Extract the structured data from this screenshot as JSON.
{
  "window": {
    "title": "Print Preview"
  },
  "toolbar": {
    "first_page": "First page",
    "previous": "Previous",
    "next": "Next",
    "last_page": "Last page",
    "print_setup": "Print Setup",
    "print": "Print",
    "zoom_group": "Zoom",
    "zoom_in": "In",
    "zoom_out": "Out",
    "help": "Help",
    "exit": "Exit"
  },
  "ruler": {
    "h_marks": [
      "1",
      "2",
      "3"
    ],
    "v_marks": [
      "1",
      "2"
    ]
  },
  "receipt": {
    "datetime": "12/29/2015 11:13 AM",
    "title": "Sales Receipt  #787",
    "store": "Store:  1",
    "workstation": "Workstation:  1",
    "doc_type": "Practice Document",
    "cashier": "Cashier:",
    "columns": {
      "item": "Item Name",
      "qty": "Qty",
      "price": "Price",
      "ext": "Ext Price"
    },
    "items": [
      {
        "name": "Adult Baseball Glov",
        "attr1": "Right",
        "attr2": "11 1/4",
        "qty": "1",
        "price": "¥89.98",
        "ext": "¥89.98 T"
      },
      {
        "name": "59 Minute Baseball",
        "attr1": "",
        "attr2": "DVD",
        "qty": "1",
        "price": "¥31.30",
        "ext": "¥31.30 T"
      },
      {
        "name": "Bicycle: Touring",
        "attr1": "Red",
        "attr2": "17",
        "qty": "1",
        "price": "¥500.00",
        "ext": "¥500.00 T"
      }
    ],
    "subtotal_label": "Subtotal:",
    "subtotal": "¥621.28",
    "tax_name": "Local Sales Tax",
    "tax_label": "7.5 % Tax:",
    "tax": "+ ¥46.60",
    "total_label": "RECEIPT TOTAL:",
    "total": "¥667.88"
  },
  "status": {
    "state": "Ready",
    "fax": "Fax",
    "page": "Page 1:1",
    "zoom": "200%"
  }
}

########################################

Copy whichever lines in the listing above contain the word "page".

Task answer:
    "first_page": "First page",
    "last_page": "Last page",
    "page": "Page 1:1",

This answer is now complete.